Report every line in the listing below where the string "加强领导" shows up.

## start GIVEN RECORDS

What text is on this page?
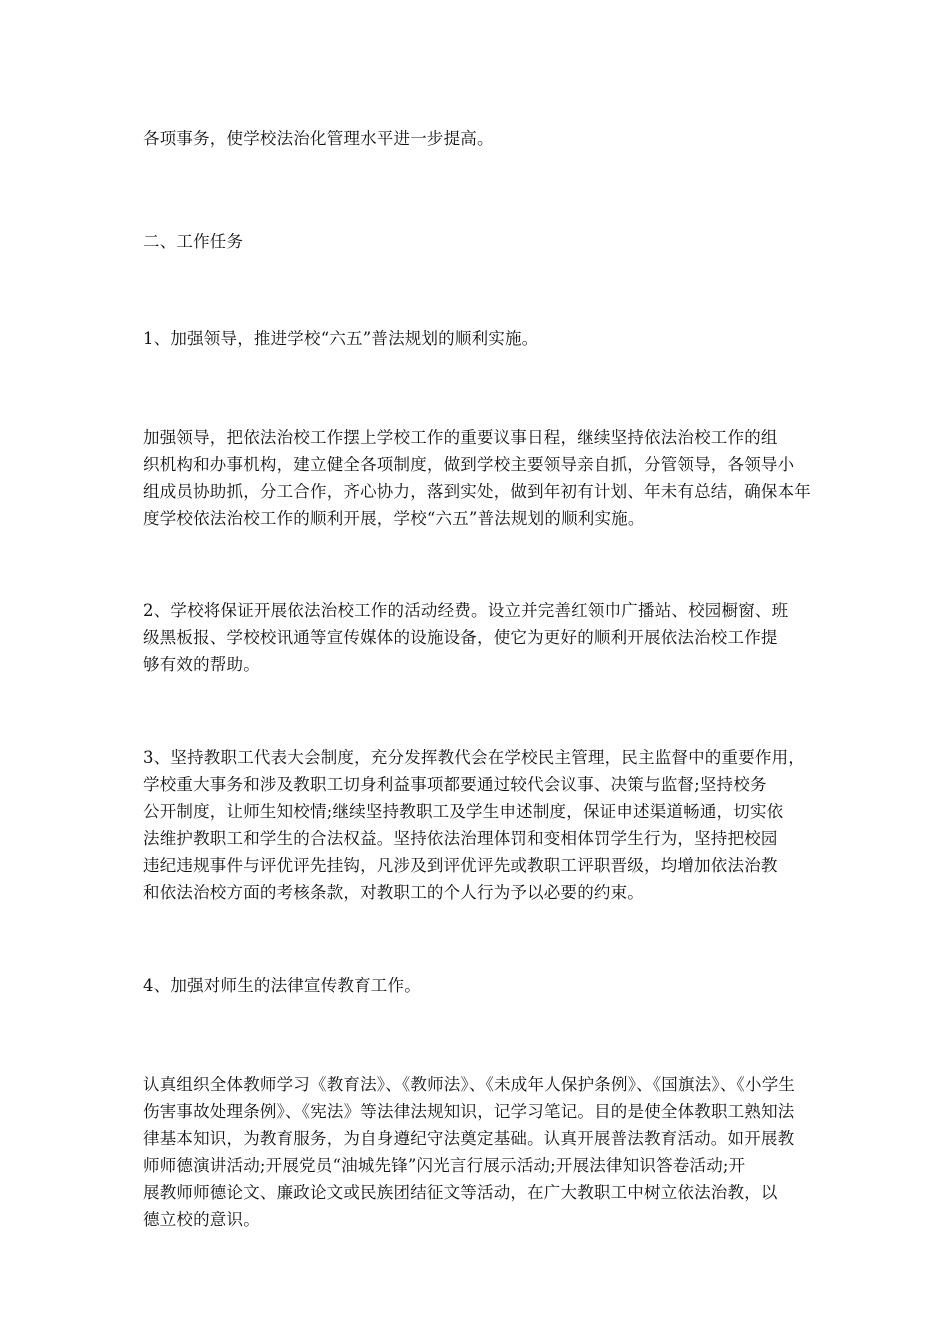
各项事务，使学校法治化管理水平进一步提高。

二、工作任务

1、加强领导，推进学校“六五”普法规划的顺利实施。

加强领导，把依法治校工作摆上学校工作的重要议事日程，继续坚持依法治校工作的组
织机构和办事机构，建立健全各项制度，做到学校主要领导亲自抓，分管领导，各领导小
组成员协助抓，分工合作，齐心协力，落到实处，做到年初有计划、年未有总结，确保本年
度学校依法治校工作的顺利开展，学校“六五”普法规划的顺利实施。

2、学校将保证开展依法治校工作的活动经费。设立并完善红领巾广播站、校园橱窗、班
级黑板报、学校校讯通等宣传媒体的设施设备，使它为更好的顺利开展依法治校工作提
够有效的帮助。

3、坚持教职工代表大会制度，充分发挥教代会在学校民主管理，民主监督中的重要作用，
学校重大事务和涉及教职工切身利益事项都要通过较代会议事、决策与监督;坚持校务
公开制度，让师生知校情;继续坚持教职工及学生申述制度，保证申述渠道畅通，切实依
法维护教职工和学生的合法权益。坚持依法治理体罚和变相体罚学生行为，坚持把校园
违纪违规事件与评优评先挂钩，凡涉及到评优评先或教职工评职晋级，均增加依法治教
和依法治校方面的考核条款，对教职工的个人行为予以必要的约束。

4、加强对师生的法律宣传教育工作。

认真组织全体教师学习《教育法》、《教师法》、《未成年人保护条例》、《国旗法》、《小学生
伤害事故处理条例》、《宪法》等法律法规知识，记学习笔记。目的是使全体教职工熟知法
律基本知识，为教育服务，为自身遵纪守法奠定基础。认真开展普法教育活动。如开展教
师师德演讲活动;开展党员“油城先锋”闪光言行展示活动;开展法律知识答卷活动;开
展教师师德论文、廉政论文或民族团结征文等活动，在广大教职工中树立依法治教，以
德立校的意识。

## end GIVEN RECORDS

### WRITTEN ANSWER
1、加强领导，推进学校“六五”普法规划的顺利实施。
加强领导，把依法治校工作摆上学校工作的重要议事日程，继续坚持依法治校工作的组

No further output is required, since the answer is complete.